GIVEN PROBLEM
Reproduce the entire listing word for word.
*** MATERIAL SHOWN
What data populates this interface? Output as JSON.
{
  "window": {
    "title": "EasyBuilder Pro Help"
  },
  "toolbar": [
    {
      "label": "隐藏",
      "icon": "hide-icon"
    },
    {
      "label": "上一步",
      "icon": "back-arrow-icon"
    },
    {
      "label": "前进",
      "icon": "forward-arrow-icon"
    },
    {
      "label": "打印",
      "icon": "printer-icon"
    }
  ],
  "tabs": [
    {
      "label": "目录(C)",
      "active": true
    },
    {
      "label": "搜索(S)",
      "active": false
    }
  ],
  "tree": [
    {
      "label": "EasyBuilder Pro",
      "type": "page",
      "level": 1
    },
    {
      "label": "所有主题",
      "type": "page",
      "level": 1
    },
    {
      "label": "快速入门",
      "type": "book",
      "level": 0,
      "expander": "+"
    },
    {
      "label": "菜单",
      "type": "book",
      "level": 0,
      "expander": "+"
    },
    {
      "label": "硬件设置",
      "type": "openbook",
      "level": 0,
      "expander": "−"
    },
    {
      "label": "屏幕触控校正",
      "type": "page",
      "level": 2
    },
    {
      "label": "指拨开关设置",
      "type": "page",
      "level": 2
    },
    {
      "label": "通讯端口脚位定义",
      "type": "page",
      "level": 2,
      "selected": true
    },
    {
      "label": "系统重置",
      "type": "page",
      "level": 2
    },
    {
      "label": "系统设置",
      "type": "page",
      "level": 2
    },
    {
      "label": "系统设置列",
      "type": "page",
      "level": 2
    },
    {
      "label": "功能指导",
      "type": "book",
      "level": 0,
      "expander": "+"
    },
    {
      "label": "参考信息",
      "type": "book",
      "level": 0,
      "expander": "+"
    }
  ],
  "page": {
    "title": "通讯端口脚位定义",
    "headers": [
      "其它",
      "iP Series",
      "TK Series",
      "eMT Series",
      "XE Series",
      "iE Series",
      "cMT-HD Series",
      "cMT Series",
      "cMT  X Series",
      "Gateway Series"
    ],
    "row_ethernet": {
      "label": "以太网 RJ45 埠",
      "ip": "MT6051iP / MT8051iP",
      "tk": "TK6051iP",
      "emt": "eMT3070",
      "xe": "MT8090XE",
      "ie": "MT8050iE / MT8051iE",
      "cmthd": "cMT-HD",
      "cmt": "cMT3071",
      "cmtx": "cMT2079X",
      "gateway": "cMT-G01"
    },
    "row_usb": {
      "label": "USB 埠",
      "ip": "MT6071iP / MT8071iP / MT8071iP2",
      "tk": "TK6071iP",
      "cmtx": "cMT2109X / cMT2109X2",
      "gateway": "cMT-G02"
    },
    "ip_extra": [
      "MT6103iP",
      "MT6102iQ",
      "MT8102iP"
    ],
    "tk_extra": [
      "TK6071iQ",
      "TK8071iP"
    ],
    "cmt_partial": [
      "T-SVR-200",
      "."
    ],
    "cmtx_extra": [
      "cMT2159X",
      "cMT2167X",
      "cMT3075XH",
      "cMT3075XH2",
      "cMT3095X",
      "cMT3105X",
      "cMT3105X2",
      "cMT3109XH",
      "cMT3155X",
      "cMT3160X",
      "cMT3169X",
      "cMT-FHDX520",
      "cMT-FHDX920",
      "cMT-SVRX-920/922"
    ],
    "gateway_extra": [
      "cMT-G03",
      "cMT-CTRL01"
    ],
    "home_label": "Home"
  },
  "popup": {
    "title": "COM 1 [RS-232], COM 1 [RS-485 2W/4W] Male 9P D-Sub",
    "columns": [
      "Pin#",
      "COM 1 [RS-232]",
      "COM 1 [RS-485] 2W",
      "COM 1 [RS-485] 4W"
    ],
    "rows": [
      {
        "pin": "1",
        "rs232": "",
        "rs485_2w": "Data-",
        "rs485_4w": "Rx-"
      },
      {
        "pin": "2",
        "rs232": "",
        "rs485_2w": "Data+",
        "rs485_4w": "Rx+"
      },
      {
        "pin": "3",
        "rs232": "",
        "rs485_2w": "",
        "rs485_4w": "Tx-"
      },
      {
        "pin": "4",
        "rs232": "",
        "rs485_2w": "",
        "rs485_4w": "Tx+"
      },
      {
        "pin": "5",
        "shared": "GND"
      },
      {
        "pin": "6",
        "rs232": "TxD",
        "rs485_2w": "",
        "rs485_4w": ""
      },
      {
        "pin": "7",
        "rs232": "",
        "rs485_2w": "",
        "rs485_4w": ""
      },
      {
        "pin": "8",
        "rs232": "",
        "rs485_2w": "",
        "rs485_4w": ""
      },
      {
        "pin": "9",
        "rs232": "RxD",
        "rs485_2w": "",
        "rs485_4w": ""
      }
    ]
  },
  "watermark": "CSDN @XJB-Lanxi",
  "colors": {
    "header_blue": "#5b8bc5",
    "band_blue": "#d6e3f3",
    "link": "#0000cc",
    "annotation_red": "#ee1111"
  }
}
******
OUTPUT FOR THIS TASK
What data populates this interface? Output as JSON.
{
  "window": {
    "title": "EasyBuilder Pro Help"
  },
  "toolbar": [
    {
      "label": "隐藏",
      "icon": "hide-icon"
    },
    {
      "label": "上一步",
      "icon": "back-arrow-icon"
    },
    {
      "label": "前进",
      "icon": "forward-arrow-icon"
    },
    {
      "label": "打印",
      "icon": "printer-icon"
    }
  ],
  "tabs": [
    {
      "label": "目录(C)",
      "active": true
    },
    {
      "label": "搜索(S)",
      "active": false
    }
  ],
  "tree": [
    {
      "label": "EasyBuilder Pro",
      "type": "page",
      "level": 1
    },
    {
      "label": "所有主题",
      "type": "page",
      "level": 1
    },
    {
      "label": "快速入门",
      "type": "book",
      "level": 0,
      "expander": "+"
    },
    {
      "label": "菜单",
      "type": "book",
      "level": 0,
      "expander": "+"
    },
    {
      "label": "硬件设置",
      "type": "openbook",
      "level": 0,
      "expander": "−"
    },
    {
      "label": "屏幕触控校正",
      "type": "page",
      "level": 2
    },
    {
      "label": "指拨开关设置",
      "type": "page",
      "level": 2
    },
    {
      "label": "通讯端口脚位定义",
      "type": "page",
      "level": 2,
      "selected": true
    },
    {
      "label": "系统重置",
      "type": "page",
      "level": 2
    },
    {
      "label": "系统设置",
      "type": "page",
      "level": 2
    },
    {
      "label": "系统设置列",
      "type": "page",
      "level": 2
    },
    {
      "label": "功能指导",
      "type": "book",
      "level": 0,
      "expander": "+"
    },
    {
      "label": "参考信息",
      "type": "book",
      "level": 0,
      "expander": "+"
    }
  ],
  "page": {
    "title": "通讯端口脚位定义",
    "headers": [
      "其它",
      "iP Series",
      "TK Series",
      "eMT Series",
      "XE Series",
      "iE Series",
      "cMT-HD Series",
      "cMT Series",
      "cMT  X Series",
      "Gateway Series"
    ],
    "row_ethernet": {
      "label": "以太网 RJ45 埠",
      "ip": "MT6051iP / MT8051iP",
      "tk": "TK6051iP",
      "emt": "eMT3070",
      "xe": "MT8090XE",
      "ie": "MT8050iE / MT8051iE",
      "cmthd": "cMT-HD",
      "cmt": "cMT3071",
      "cmtx": "cMT2079X",
      "gateway": "cMT-G01"
    },
    "row_usb": {
      "label": "USB 埠",
      "ip": "MT6071iP / MT8071iP / MT8071iP2",
      "tk": "TK6071iP",
      "cmtx": "cMT2109X / cMT2109X2",
      "gateway": "cMT-G02"
    },
    "ip_extra": [
      "MT6103iP",
      "MT6102iQ",
      "MT8102iP"
    ],
    "tk_extra": [
      "TK6071iQ",
      "TK8071iP"
    ],
    "cmt_partial": [
      "T-SVR-200",
      "."
    ],
    "cmtx_extra": [
      "cMT2159X",
      "cMT2167X",
      "cMT3075XH",
      "cMT3075XH2",
      "cMT3095X",
      "cMT3105X",
      "cMT3105X2",
      "cMT3109XH",
      "cMT3155X",
      "cMT3160X",
      "cMT3169X",
      "cMT-FHDX520",
      "cMT-FHDX920",
      "cMT-SVRX-920/922"
    ],
    "gateway_extra": [
      "cMT-G03",
      "cMT-CTRL01"
    ],
    "home_label": "Home"
  },
  "popup": {
    "title": "COM 1 [RS-232], COM 1 [RS-485 2W/4W] Male 9P D-Sub",
    "columns": [
      "Pin#",
      "COM 1 [RS-232]",
      "COM 1 [RS-485] 2W",
      "COM 1 [RS-485] 4W"
    ],
    "rows": [
      {
        "pin": "1",
        "rs232": "",
        "rs485_2w": "Data-",
        "rs485_4w": "Rx-"
      },
      {
        "pin": "2",
        "rs232": "",
        "rs485_2w": "Data+",
        "rs485_4w": "Rx+"
      },
      {
        "pin": "3",
        "rs232": "",
        "rs485_2w": "",
        "rs485_4w": "Tx-"
      },
      {
        "pin": "4",
        "rs232": "",
        "rs485_2w": "",
        "rs485_4w": "Tx+"
      },
      {
        "pin": "5",
        "shared": "GND"
      },
      {
        "pin": "6",
        "rs232": "TxD",
        "rs485_2w": "",
        "rs485_4w": ""
      },
      {
        "pin": "7",
        "rs232": "",
        "rs485_2w": "",
        "rs485_4w": ""
      },
      {
        "pin": "8",
        "rs232": "",
        "rs485_2w": "",
        "rs485_4w": ""
      },
      {
        "pin": "9",
        "rs232": "RxD",
        "rs485_2w": "",
        "rs485_4w": ""
      }
    ]
  },
  "watermark": "CSDN @XJB-Lanxi",
  "colors": {
    "header_blue": "#5b8bc5",
    "band_blue": "#d6e3f3",
    "link": "#0000cc",
    "annotation_red": "#ee1111"
  }
}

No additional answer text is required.